→ What to produce
Copy the data exactly; pictures stay out of the copy.

→ Entries shown
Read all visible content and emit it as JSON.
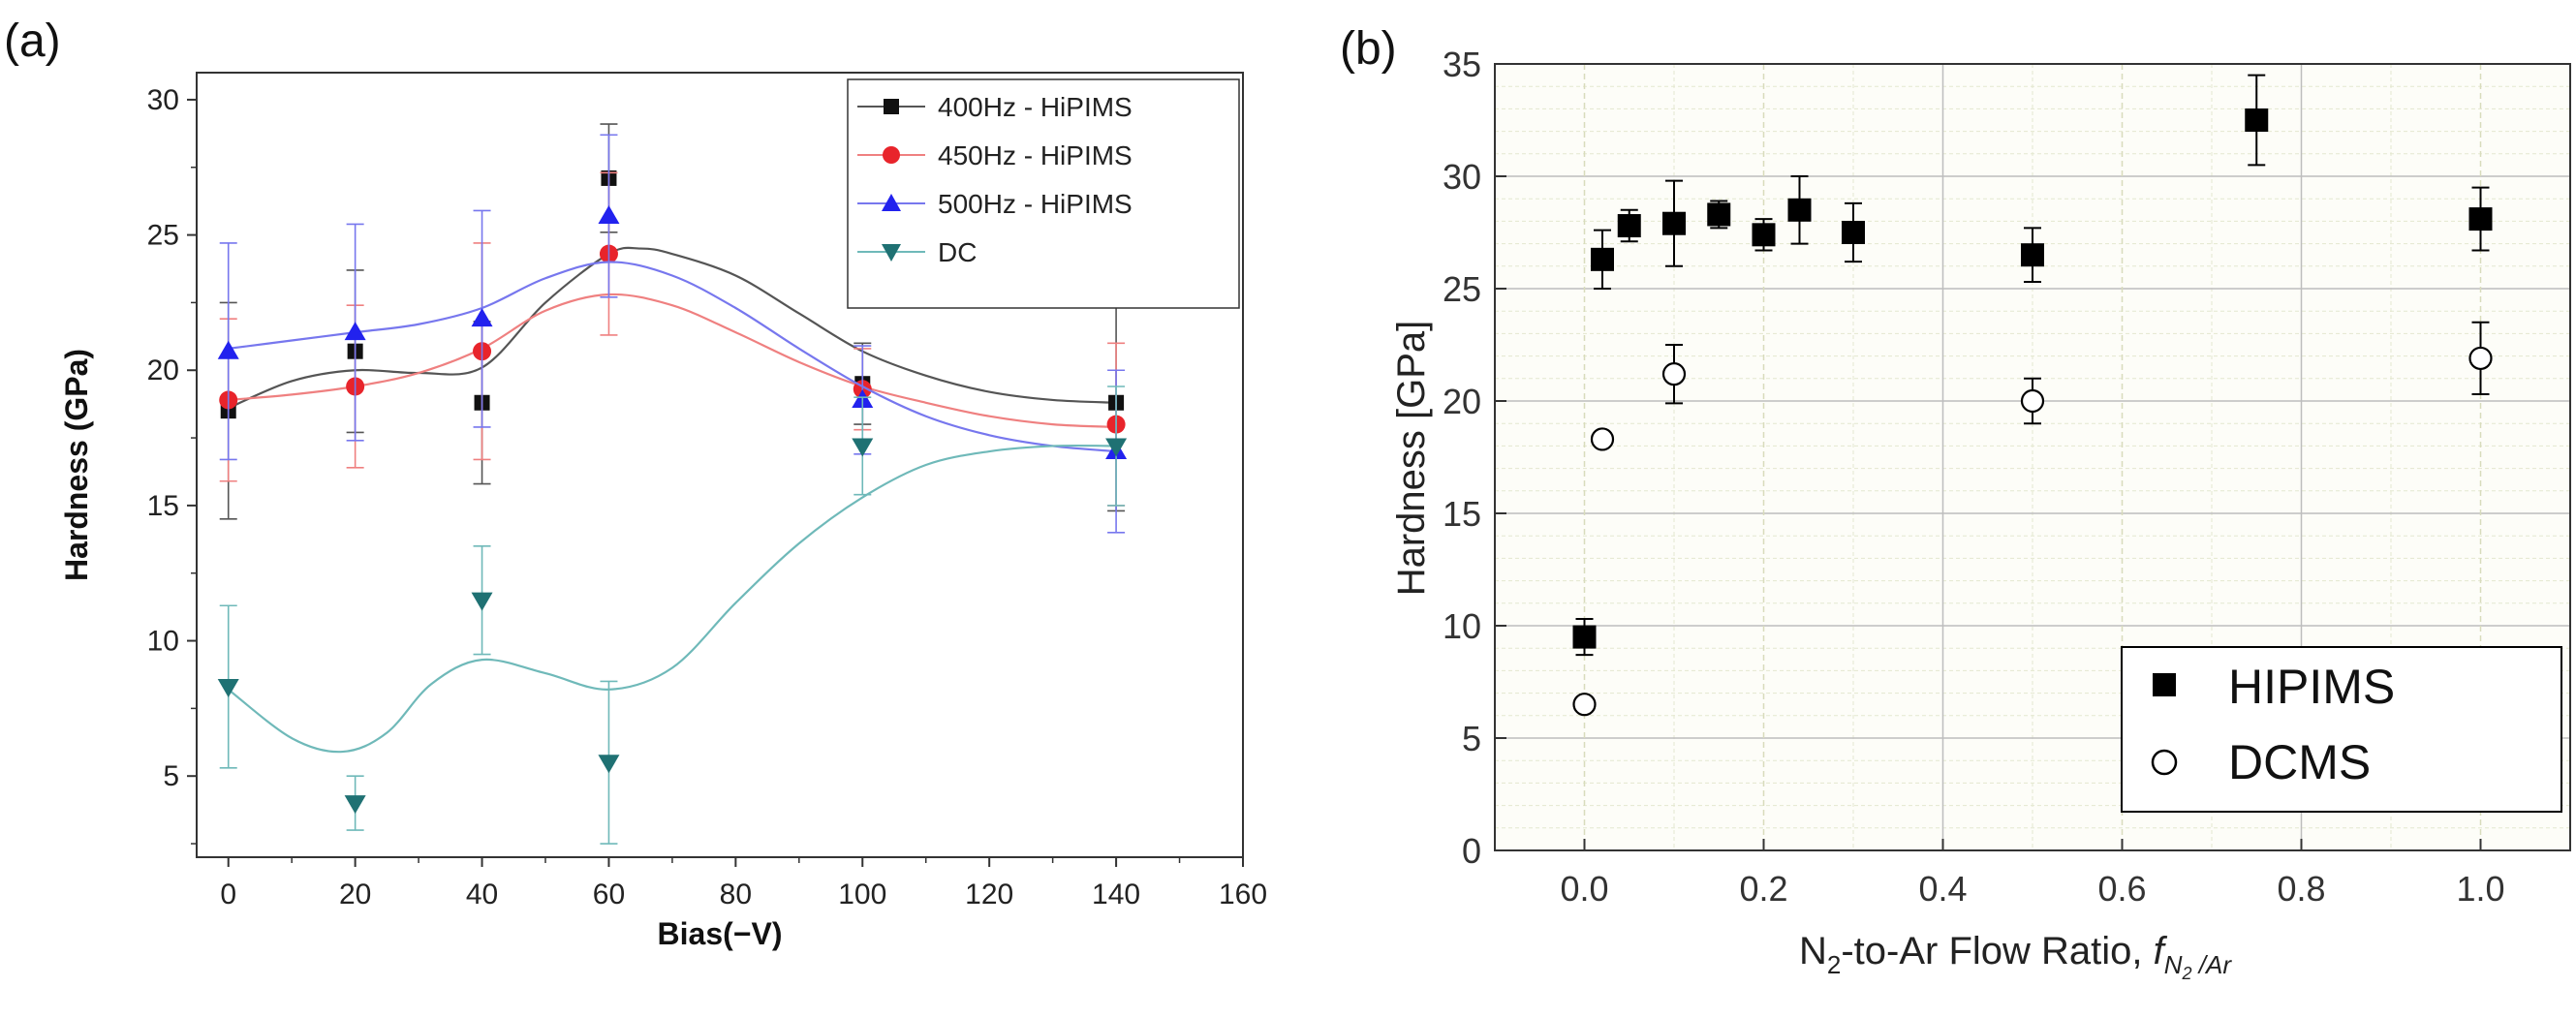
{
  "chart_data": [
    {
      "panel": "(a)",
      "type": "scatter",
      "title": "",
      "xlabel": "Bias(−V)",
      "ylabel": "Hardness (GPa)",
      "xlim": [
        -5,
        160
      ],
      "ylim": [
        2,
        31
      ],
      "xticks": [
        0,
        20,
        40,
        60,
        80,
        100,
        120,
        140,
        160
      ],
      "yticks": [
        5,
        10,
        15,
        20,
        25,
        30
      ],
      "grid": false,
      "legend_position": "top-right",
      "series": [
        {
          "name": "400Hz - HiPIMS",
          "marker": "square",
          "color": "#111111",
          "line_color": "#555555",
          "x": [
            0,
            20,
            40,
            60,
            100,
            140
          ],
          "y": [
            18.5,
            20.7,
            18.8,
            27.1,
            19.5,
            18.8
          ],
          "err": [
            4.0,
            3.0,
            3.0,
            2.0,
            1.5,
            4.0
          ],
          "curve_x": [
            0,
            10,
            20,
            30,
            40,
            50,
            60,
            65,
            70,
            80,
            90,
            100,
            110,
            120,
            130,
            140
          ],
          "curve_y": [
            18.6,
            19.6,
            20.0,
            19.9,
            20.1,
            22.5,
            24.3,
            24.5,
            24.3,
            23.5,
            22.1,
            20.7,
            19.8,
            19.2,
            18.9,
            18.8
          ]
        },
        {
          "name": "450Hz - HiPIMS",
          "marker": "circle",
          "color": "#e8242b",
          "line_color": "#ef8080",
          "x": [
            0,
            20,
            40,
            60,
            100,
            140
          ],
          "y": [
            18.9,
            19.4,
            20.7,
            24.3,
            19.3,
            18.0
          ],
          "err": [
            3.0,
            3.0,
            4.0,
            3.0,
            1.5,
            3.0
          ],
          "curve_x": [
            0,
            10,
            20,
            30,
            40,
            50,
            60,
            70,
            80,
            90,
            100,
            110,
            120,
            130,
            140
          ],
          "curve_y": [
            18.9,
            19.1,
            19.4,
            19.9,
            20.8,
            22.2,
            22.8,
            22.4,
            21.4,
            20.3,
            19.4,
            18.8,
            18.3,
            18.0,
            17.9
          ]
        },
        {
          "name": "500Hz - HiPIMS",
          "marker": "triangle-up",
          "color": "#2222ee",
          "line_color": "#7777ee",
          "x": [
            0,
            20,
            40,
            60,
            100,
            140
          ],
          "y": [
            20.7,
            21.4,
            21.9,
            25.7,
            18.9,
            17.0
          ],
          "err": [
            4.0,
            4.0,
            4.0,
            3.0,
            2.0,
            3.0
          ],
          "curve_x": [
            0,
            10,
            20,
            30,
            40,
            50,
            60,
            70,
            80,
            90,
            100,
            110,
            120,
            130,
            140
          ],
          "curve_y": [
            20.8,
            21.1,
            21.4,
            21.7,
            22.3,
            23.4,
            24.0,
            23.5,
            22.3,
            20.8,
            19.4,
            18.3,
            17.6,
            17.2,
            17.0
          ]
        },
        {
          "name": "DC",
          "marker": "triangle-down",
          "color": "#1f7173",
          "line_color": "#6fb9b9",
          "x": [
            0,
            20,
            40,
            60,
            100,
            140
          ],
          "y": [
            8.3,
            4.0,
            11.5,
            5.5,
            17.2,
            17.2
          ],
          "err": [
            3.0,
            1.0,
            2.0,
            3.0,
            1.8,
            2.2
          ],
          "curve_x": [
            0,
            10,
            18,
            25,
            32,
            40,
            50,
            60,
            70,
            80,
            90,
            100,
            110,
            120,
            130,
            140
          ],
          "curve_y": [
            8.2,
            6.4,
            5.9,
            6.6,
            8.4,
            9.3,
            8.8,
            8.2,
            9.0,
            11.4,
            13.6,
            15.3,
            16.5,
            17.0,
            17.2,
            17.2
          ]
        }
      ]
    },
    {
      "panel": "(b)",
      "type": "scatter",
      "title": "",
      "xlabel": "N2-to-Ar Flow Ratio, fN2/Ar",
      "ylabel": "Hardness [GPa]",
      "xlim": [
        -0.1,
        1.1
      ],
      "ylim": [
        0,
        35
      ],
      "xticks": [
        0.0,
        0.2,
        0.4,
        0.6,
        0.8,
        1.0
      ],
      "yticks": [
        0,
        5,
        10,
        15,
        20,
        25,
        30,
        35
      ],
      "grid": true,
      "legend_position": "bottom-right",
      "series": [
        {
          "name": "HIPIMS",
          "marker": "square-filled",
          "color": "#000000",
          "x": [
            0.0,
            0.02,
            0.05,
            0.1,
            0.15,
            0.2,
            0.24,
            0.3,
            0.5,
            0.75,
            1.0
          ],
          "y": [
            9.5,
            26.3,
            27.8,
            27.9,
            28.3,
            27.4,
            28.5,
            27.5,
            26.5,
            32.5,
            28.1
          ],
          "err": [
            0.8,
            1.3,
            0.7,
            1.9,
            0.6,
            0.7,
            1.5,
            1.3,
            1.2,
            2.0,
            1.4
          ]
        },
        {
          "name": "DCMS",
          "marker": "circle-open",
          "color": "#000000",
          "x": [
            0.0,
            0.02,
            0.1,
            0.5,
            1.0
          ],
          "y": [
            6.5,
            18.3,
            21.2,
            20.0,
            21.9
          ],
          "err": [
            0,
            0,
            1.3,
            1.0,
            1.6
          ]
        }
      ]
    }
  ],
  "labels": {
    "panel_a": "(a)",
    "panel_b": "(b)",
    "a_xlabel": "Bias(−V)",
    "a_ylabel": "Hardness (GPa)",
    "b_ylabel": "Hardness [GPa]",
    "b_xlabel_main": "N",
    "b_xlabel_sub": "2",
    "b_xlabel_rest": "-to-Ar Flow Ratio, ",
    "b_xlabel_f": "f",
    "b_xlabel_fsub_n": "N",
    "b_xlabel_fsub_2": "2",
    "b_xlabel_fsub_ar": " /Ar"
  }
}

→ Answer to the exercise
Read all visible content and emit it as JSON.
{
  "chart_data": [
    {
      "panel": "(a)",
      "type": "scatter",
      "title": "",
      "xlabel": "Bias(−V)",
      "ylabel": "Hardness (GPa)",
      "xlim": [
        -5,
        160
      ],
      "ylim": [
        2,
        31
      ],
      "xticks": [
        0,
        20,
        40,
        60,
        80,
        100,
        120,
        140,
        160
      ],
      "yticks": [
        5,
        10,
        15,
        20,
        25,
        30
      ],
      "grid": false,
      "legend_position": "top-right",
      "series": [
        {
          "name": "400Hz - HiPIMS",
          "marker": "square",
          "color": "#111111",
          "line_color": "#555555",
          "x": [
            0,
            20,
            40,
            60,
            100,
            140
          ],
          "y": [
            18.5,
            20.7,
            18.8,
            27.1,
            19.5,
            18.8
          ],
          "err": [
            4.0,
            3.0,
            3.0,
            2.0,
            1.5,
            4.0
          ],
          "curve_x": [
            0,
            10,
            20,
            30,
            40,
            50,
            60,
            65,
            70,
            80,
            90,
            100,
            110,
            120,
            130,
            140
          ],
          "curve_y": [
            18.6,
            19.6,
            20.0,
            19.9,
            20.1,
            22.5,
            24.3,
            24.5,
            24.3,
            23.5,
            22.1,
            20.7,
            19.8,
            19.2,
            18.9,
            18.8
          ]
        },
        {
          "name": "450Hz - HiPIMS",
          "marker": "circle",
          "color": "#e8242b",
          "line_color": "#ef8080",
          "x": [
            0,
            20,
            40,
            60,
            100,
            140
          ],
          "y": [
            18.9,
            19.4,
            20.7,
            24.3,
            19.3,
            18.0
          ],
          "err": [
            3.0,
            3.0,
            4.0,
            3.0,
            1.5,
            3.0
          ],
          "curve_x": [
            0,
            10,
            20,
            30,
            40,
            50,
            60,
            70,
            80,
            90,
            100,
            110,
            120,
            130,
            140
          ],
          "curve_y": [
            18.9,
            19.1,
            19.4,
            19.9,
            20.8,
            22.2,
            22.8,
            22.4,
            21.4,
            20.3,
            19.4,
            18.8,
            18.3,
            18.0,
            17.9
          ]
        },
        {
          "name": "500Hz - HiPIMS",
          "marker": "triangle-up",
          "color": "#2222ee",
          "line_color": "#7777ee",
          "x": [
            0,
            20,
            40,
            60,
            100,
            140
          ],
          "y": [
            20.7,
            21.4,
            21.9,
            25.7,
            18.9,
            17.0
          ],
          "err": [
            4.0,
            4.0,
            4.0,
            3.0,
            2.0,
            3.0
          ],
          "curve_x": [
            0,
            10,
            20,
            30,
            40,
            50,
            60,
            70,
            80,
            90,
            100,
            110,
            120,
            130,
            140
          ],
          "curve_y": [
            20.8,
            21.1,
            21.4,
            21.7,
            22.3,
            23.4,
            24.0,
            23.5,
            22.3,
            20.8,
            19.4,
            18.3,
            17.6,
            17.2,
            17.0
          ]
        },
        {
          "name": "DC",
          "marker": "triangle-down",
          "color": "#1f7173",
          "line_color": "#6fb9b9",
          "x": [
            0,
            20,
            40,
            60,
            100,
            140
          ],
          "y": [
            8.3,
            4.0,
            11.5,
            5.5,
            17.2,
            17.2
          ],
          "err": [
            3.0,
            1.0,
            2.0,
            3.0,
            1.8,
            2.2
          ],
          "curve_x": [
            0,
            10,
            18,
            25,
            32,
            40,
            50,
            60,
            70,
            80,
            90,
            100,
            110,
            120,
            130,
            140
          ],
          "curve_y": [
            8.2,
            6.4,
            5.9,
            6.6,
            8.4,
            9.3,
            8.8,
            8.2,
            9.0,
            11.4,
            13.6,
            15.3,
            16.5,
            17.0,
            17.2,
            17.2
          ]
        }
      ]
    },
    {
      "panel": "(b)",
      "type": "scatter",
      "title": "",
      "xlabel": "N2-to-Ar Flow Ratio, fN2/Ar",
      "ylabel": "Hardness [GPa]",
      "xlim": [
        -0.1,
        1.1
      ],
      "ylim": [
        0,
        35
      ],
      "xticks": [
        0.0,
        0.2,
        0.4,
        0.6,
        0.8,
        1.0
      ],
      "yticks": [
        0,
        5,
        10,
        15,
        20,
        25,
        30,
        35
      ],
      "grid": true,
      "legend_position": "bottom-right",
      "series": [
        {
          "name": "HIPIMS",
          "marker": "square-filled",
          "color": "#000000",
          "x": [
            0.0,
            0.02,
            0.05,
            0.1,
            0.15,
            0.2,
            0.24,
            0.3,
            0.5,
            0.75,
            1.0
          ],
          "y": [
            9.5,
            26.3,
            27.8,
            27.9,
            28.3,
            27.4,
            28.5,
            27.5,
            26.5,
            32.5,
            28.1
          ],
          "err": [
            0.8,
            1.3,
            0.7,
            1.9,
            0.6,
            0.7,
            1.5,
            1.3,
            1.2,
            2.0,
            1.4
          ]
        },
        {
          "name": "DCMS",
          "marker": "circle-open",
          "color": "#000000",
          "x": [
            0.0,
            0.02,
            0.1,
            0.5,
            1.0
          ],
          "y": [
            6.5,
            18.3,
            21.2,
            20.0,
            21.9
          ],
          "err": [
            0,
            0,
            1.3,
            1.0,
            1.6
          ]
        }
      ]
    }
  ],
  "labels": {
    "panel_a": "(a)",
    "panel_b": "(b)",
    "a_xlabel": "Bias(−V)",
    "a_ylabel": "Hardness (GPa)",
    "b_ylabel": "Hardness [GPa]",
    "b_xlabel_main": "N",
    "b_xlabel_sub": "2",
    "b_xlabel_rest": "-to-Ar Flow Ratio, ",
    "b_xlabel_f": "f",
    "b_xlabel_fsub_n": "N",
    "b_xlabel_fsub_2": "2",
    "b_xlabel_fsub_ar": " /Ar"
  }
}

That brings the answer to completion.